Reproduce the records below in their entirety, character for character.
# start of DATA
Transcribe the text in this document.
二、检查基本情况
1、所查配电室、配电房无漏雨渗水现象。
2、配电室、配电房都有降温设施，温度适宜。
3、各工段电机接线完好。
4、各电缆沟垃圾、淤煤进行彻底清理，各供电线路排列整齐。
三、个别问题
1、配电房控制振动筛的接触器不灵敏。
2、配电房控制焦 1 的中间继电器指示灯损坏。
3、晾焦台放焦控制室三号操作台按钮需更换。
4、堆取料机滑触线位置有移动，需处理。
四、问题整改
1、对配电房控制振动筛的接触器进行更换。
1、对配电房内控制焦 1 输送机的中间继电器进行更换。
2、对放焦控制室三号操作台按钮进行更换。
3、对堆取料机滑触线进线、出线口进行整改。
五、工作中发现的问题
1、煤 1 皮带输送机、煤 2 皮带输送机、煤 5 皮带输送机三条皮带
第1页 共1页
# end of DATA
▶ [ANSWER FOR THE TASK]
Transcribe the text in this document.
二、检查基本情况
1、所查配电室、配电房无漏雨渗水现象。
2、配电室、配电房都有降温设施，温度适宜。
3、各工段电机接线完好。
4、各电缆沟垃圾、淤煤进行彻底清理，各供电线路排列整齐。
三、个别问题
1、配电房控制振动筛的接触器不灵敏。
2、配电房控制焦 1 的中间继电器指示灯损坏。
3、晾焦台放焦控制室三号操作台按钮需更换。
4、堆取料机滑触线位置有移动，需处理。
四、问题整改
1、对配电房控制振动筛的接触器进行更换。
1、对配电房内控制焦 1 输送机的中间继电器进行更换。
2、对放焦控制室三号操作台按钮进行更换。
3、对堆取料机滑触线进线、出线口进行整改。
五、工作中发现的问题
1、煤 1 皮带输送机、煤 2 皮带输送机、煤 5 皮带输送机三条皮带
第1页 共1页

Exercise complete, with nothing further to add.